### REQUIREMENT
From the first line to the last, retype the data below exactly.

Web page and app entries
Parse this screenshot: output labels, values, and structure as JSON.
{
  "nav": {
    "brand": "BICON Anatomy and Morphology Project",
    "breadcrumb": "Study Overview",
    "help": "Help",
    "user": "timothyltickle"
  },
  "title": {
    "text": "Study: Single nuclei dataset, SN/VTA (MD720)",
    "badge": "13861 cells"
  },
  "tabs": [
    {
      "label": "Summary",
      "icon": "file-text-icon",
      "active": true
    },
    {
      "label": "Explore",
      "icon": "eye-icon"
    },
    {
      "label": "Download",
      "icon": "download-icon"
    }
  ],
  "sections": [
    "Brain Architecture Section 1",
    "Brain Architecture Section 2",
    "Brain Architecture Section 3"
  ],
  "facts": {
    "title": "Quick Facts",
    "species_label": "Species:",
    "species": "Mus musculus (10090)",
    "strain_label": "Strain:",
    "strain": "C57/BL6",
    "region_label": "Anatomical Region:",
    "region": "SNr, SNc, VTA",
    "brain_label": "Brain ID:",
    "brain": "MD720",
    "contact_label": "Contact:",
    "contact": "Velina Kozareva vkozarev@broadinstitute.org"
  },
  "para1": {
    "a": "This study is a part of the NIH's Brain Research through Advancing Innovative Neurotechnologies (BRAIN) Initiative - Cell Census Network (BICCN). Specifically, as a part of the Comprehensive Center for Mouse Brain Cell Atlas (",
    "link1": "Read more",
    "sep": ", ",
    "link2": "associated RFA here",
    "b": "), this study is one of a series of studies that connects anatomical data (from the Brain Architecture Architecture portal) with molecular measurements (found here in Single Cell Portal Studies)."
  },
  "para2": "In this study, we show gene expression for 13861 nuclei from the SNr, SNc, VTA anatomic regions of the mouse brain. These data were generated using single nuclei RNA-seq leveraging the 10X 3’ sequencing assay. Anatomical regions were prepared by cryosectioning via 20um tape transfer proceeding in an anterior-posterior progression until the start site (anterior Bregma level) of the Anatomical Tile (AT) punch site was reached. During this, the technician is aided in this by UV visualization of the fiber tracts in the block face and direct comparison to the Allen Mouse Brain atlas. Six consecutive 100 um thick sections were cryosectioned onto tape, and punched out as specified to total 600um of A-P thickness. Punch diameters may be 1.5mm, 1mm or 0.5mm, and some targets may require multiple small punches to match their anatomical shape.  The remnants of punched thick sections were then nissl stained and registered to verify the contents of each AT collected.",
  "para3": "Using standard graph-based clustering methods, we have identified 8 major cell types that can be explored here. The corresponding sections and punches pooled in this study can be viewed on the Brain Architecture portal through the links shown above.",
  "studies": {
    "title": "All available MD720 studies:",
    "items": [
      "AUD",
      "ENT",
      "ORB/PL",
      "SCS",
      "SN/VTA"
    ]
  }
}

### RESULT FOR THIS TASK
Parse this screenshot: output labels, values, and structure as JSON.
{
  "nav": {
    "brand": "BICON Anatomy and Morphology Project",
    "breadcrumb": "Study Overview",
    "help": "Help",
    "user": "timothyltickle"
  },
  "title": {
    "text": "Study: Single nuclei dataset, SN/VTA (MD720)",
    "badge": "13861 cells"
  },
  "tabs": [
    {
      "label": "Summary",
      "icon": "file-text-icon",
      "active": true
    },
    {
      "label": "Explore",
      "icon": "eye-icon"
    },
    {
      "label": "Download",
      "icon": "download-icon"
    }
  ],
  "sections": [
    "Brain Architecture Section 1",
    "Brain Architecture Section 2",
    "Brain Architecture Section 3"
  ],
  "facts": {
    "title": "Quick Facts",
    "species_label": "Species:",
    "species": "Mus musculus (10090)",
    "strain_label": "Strain:",
    "strain": "C57/BL6",
    "region_label": "Anatomical Region:",
    "region": "SNr, SNc, VTA",
    "brain_label": "Brain ID:",
    "brain": "MD720",
    "contact_label": "Contact:",
    "contact": "Velina Kozareva vkozarev@broadinstitute.org"
  },
  "para1": {
    "a": "This study is a part of the NIH's Brain Research through Advancing Innovative Neurotechnologies (BRAIN) Initiative - Cell Census Network (BICCN). Specifically, as a part of the Comprehensive Center for Mouse Brain Cell Atlas (",
    "link1": "Read more",
    "sep": ", ",
    "link2": "associated RFA here",
    "b": "), this study is one of a series of studies that connects anatomical data (from the Brain Architecture Architecture portal) with molecular measurements (found here in Single Cell Portal Studies)."
  },
  "para2": "In this study, we show gene expression for 13861 nuclei from the SNr, SNc, VTA anatomic regions of the mouse brain. These data were generated using single nuclei RNA-seq leveraging the 10X 3’ sequencing assay. Anatomical regions were prepared by cryosectioning via 20um tape transfer proceeding in an anterior-posterior progression until the start site (anterior Bregma level) of the Anatomical Tile (AT) punch site was reached. During this, the technician is aided in this by UV visualization of the fiber tracts in the block face and direct comparison to the Allen Mouse Brain atlas. Six consecutive 100 um thick sections were cryosectioned onto tape, and punched out as specified to total 600um of A-P thickness. Punch diameters may be 1.5mm, 1mm or 0.5mm, and some targets may require multiple small punches to match their anatomical shape.  The remnants of punched thick sections were then nissl stained and registered to verify the contents of each AT collected.",
  "para3": "Using standard graph-based clustering methods, we have identified 8 major cell types that can be explored here. The corresponding sections and punches pooled in this study can be viewed on the Brain Architecture portal through the links shown above.",
  "studies": {
    "title": "All available MD720 studies:",
    "items": [
      "AUD",
      "ENT",
      "ORB/PL",
      "SCS",
      "SN/VTA"
    ]
  }
}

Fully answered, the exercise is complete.